# Data
++++

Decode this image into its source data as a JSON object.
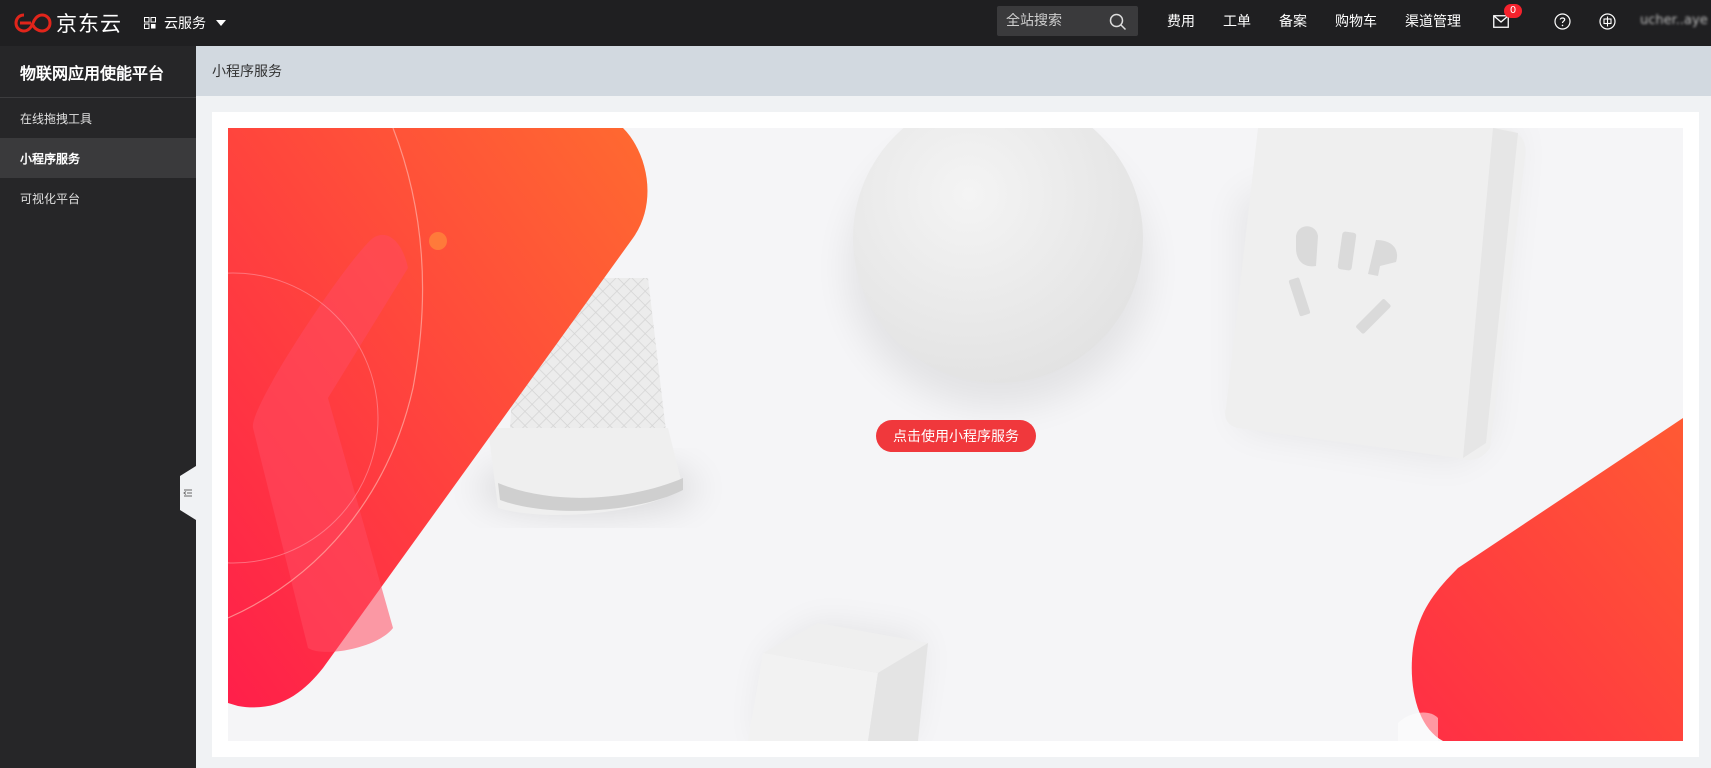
{
  "topbar": {
    "brand_name": "京东云",
    "brand_icon": "jd-cloud-logo-icon",
    "service_menu_label": "云服务",
    "search_placeholder": "全站搜索",
    "nav_links": [
      "费用",
      "工单",
      "备案",
      "购物车",
      "渠道管理"
    ],
    "mail_badge_count": "0",
    "username": "ucher..aye",
    "icons": [
      "mail-icon",
      "help-icon",
      "language-icon"
    ]
  },
  "sidebar": {
    "title": "物联网应用使能平台",
    "items": [
      {
        "label": "在线拖拽工具",
        "active": false
      },
      {
        "label": "小程序服务",
        "active": true
      },
      {
        "label": "可视化平台",
        "active": false
      }
    ]
  },
  "content": {
    "breadcrumb": "小程序服务",
    "cta_label": "点击使用小程序服务"
  },
  "colors": {
    "accent": "#f0383c",
    "topbar_bg": "#1f1f21",
    "sidebar_bg": "#262628"
  }
}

++++

# Given task
Write the listing above out again exactly, dropping each image.

# Task output
Decode this image into its source data as a JSON object.
{
  "topbar": {
    "brand_name": "京东云",
    "brand_icon": "jd-cloud-logo-icon",
    "service_menu_label": "云服务",
    "search_placeholder": "全站搜索",
    "nav_links": [
      "费用",
      "工单",
      "备案",
      "购物车",
      "渠道管理"
    ],
    "mail_badge_count": "0",
    "username": "ucher..aye",
    "icons": [
      "mail-icon",
      "help-icon",
      "language-icon"
    ]
  },
  "sidebar": {
    "title": "物联网应用使能平台",
    "items": [
      {
        "label": "在线拖拽工具",
        "active": false
      },
      {
        "label": "小程序服务",
        "active": true
      },
      {
        "label": "可视化平台",
        "active": false
      }
    ]
  },
  "content": {
    "breadcrumb": "小程序服务",
    "cta_label": "点击使用小程序服务"
  },
  "colors": {
    "accent": "#f0383c",
    "topbar_bg": "#1f1f21",
    "sidebar_bg": "#262628"
  }
}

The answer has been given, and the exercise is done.